→ Task requirements: Repeat the material below word for word and leave out all pictures.

(Data tied to figure images)
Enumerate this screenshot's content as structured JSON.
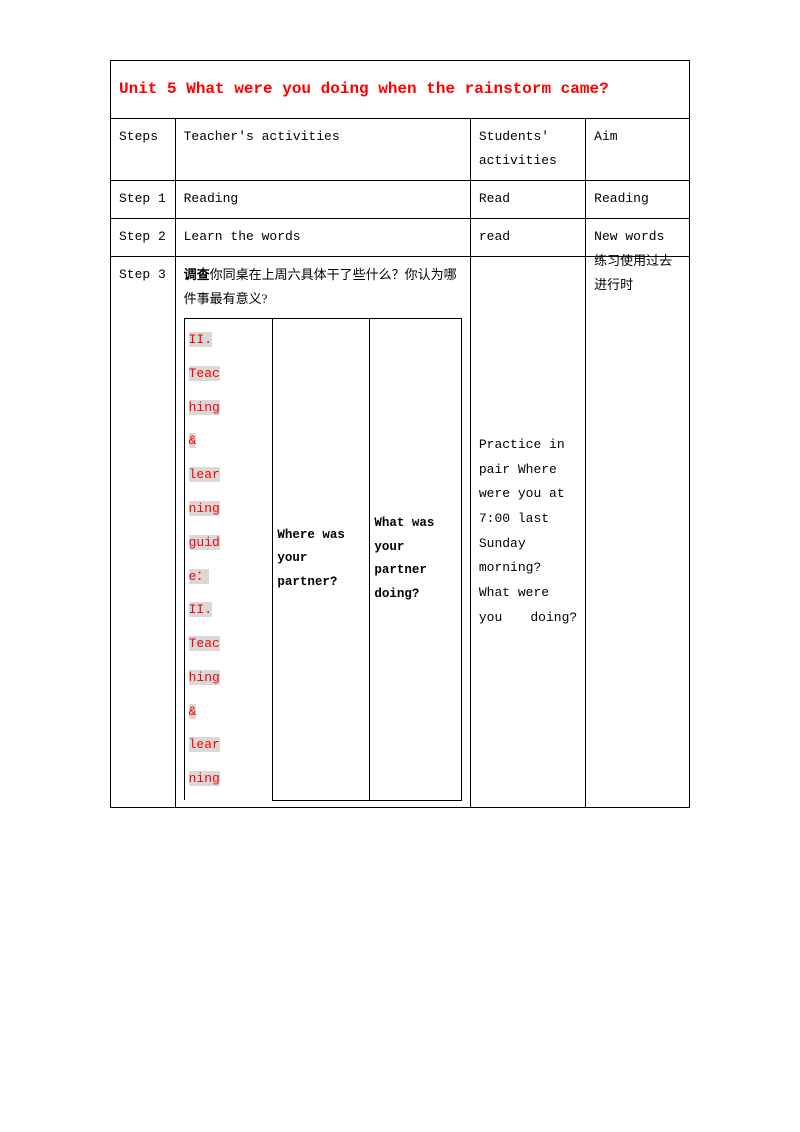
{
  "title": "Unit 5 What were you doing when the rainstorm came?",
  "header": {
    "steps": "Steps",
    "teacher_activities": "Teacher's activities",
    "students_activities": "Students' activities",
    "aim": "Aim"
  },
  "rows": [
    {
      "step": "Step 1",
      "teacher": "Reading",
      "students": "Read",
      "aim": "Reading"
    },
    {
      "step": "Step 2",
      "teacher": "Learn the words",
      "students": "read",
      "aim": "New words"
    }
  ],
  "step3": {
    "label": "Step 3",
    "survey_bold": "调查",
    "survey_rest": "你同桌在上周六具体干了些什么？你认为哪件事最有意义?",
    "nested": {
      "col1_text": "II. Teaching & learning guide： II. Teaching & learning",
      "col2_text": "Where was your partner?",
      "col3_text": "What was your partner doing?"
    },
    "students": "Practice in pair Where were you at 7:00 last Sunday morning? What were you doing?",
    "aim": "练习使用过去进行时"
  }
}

→ Expected answer:
Enumerate this screenshot's content as structured JSON.
{
  "title": "Unit 5 What were you doing when the rainstorm came?",
  "header": {
    "steps": "Steps",
    "teacher_activities": "Teacher's activities",
    "students_activities": "Students' activities",
    "aim": "Aim"
  },
  "rows": [
    {
      "step": "Step 1",
      "teacher": "Reading",
      "students": "Read",
      "aim": "Reading"
    },
    {
      "step": "Step 2",
      "teacher": "Learn the words",
      "students": "read",
      "aim": "New words"
    }
  ],
  "step3": {
    "label": "Step 3",
    "survey_bold": "调查",
    "survey_rest": "你同桌在上周六具体干了些什么？你认为哪件事最有意义?",
    "nested": {
      "col1_text": "II. Teaching & learning guide： II. Teaching & learning",
      "col2_text": "Where was your partner?",
      "col3_text": "What was your partner doing?"
    },
    "students": "Practice in pair Where were you at 7:00 last Sunday morning? What were you doing?",
    "aim": "练习使用过去进行时"
  }
}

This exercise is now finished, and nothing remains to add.